[Stored data]
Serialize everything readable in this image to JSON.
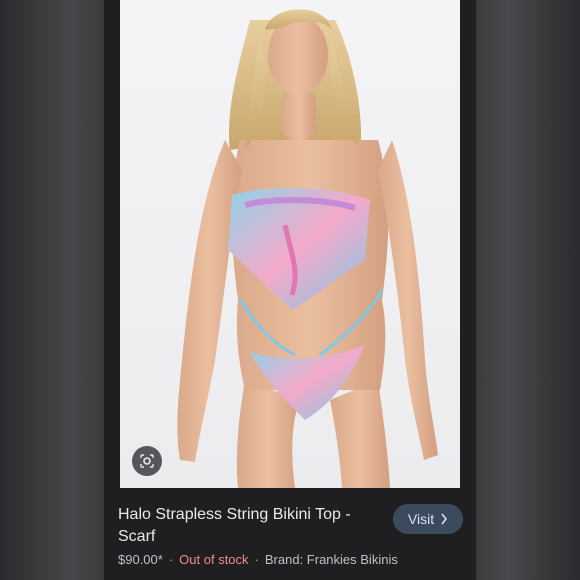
{
  "product": {
    "title": "Halo Strapless String Bikini Top - Scarf",
    "price": "$90.00*",
    "stock_status": "Out of stock",
    "brand": "Brand: Frankies Bikinis",
    "separator": "·"
  },
  "actions": {
    "visit_label": "Visit",
    "visit_icon": "chevron-right-icon",
    "lens_icon": "lens-search-icon"
  },
  "colors": {
    "card_bg": "#1f1f22",
    "visit_bg": "#3c4a5e",
    "visit_text": "#d2e3fc",
    "stock_text": "#f28b82"
  }
}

■ Written task ■
Copy every line above word for word and exclude the pictures.

■ Answer to this task ■
Serialize everything readable in this image to JSON.
{
  "product": {
    "title": "Halo Strapless String Bikini Top - Scarf",
    "price": "$90.00*",
    "stock_status": "Out of stock",
    "brand": "Brand: Frankies Bikinis",
    "separator": "·"
  },
  "actions": {
    "visit_label": "Visit",
    "visit_icon": "chevron-right-icon",
    "lens_icon": "lens-search-icon"
  },
  "colors": {
    "card_bg": "#1f1f22",
    "visit_bg": "#3c4a5e",
    "visit_text": "#d2e3fc",
    "stock_text": "#f28b82"
  }
}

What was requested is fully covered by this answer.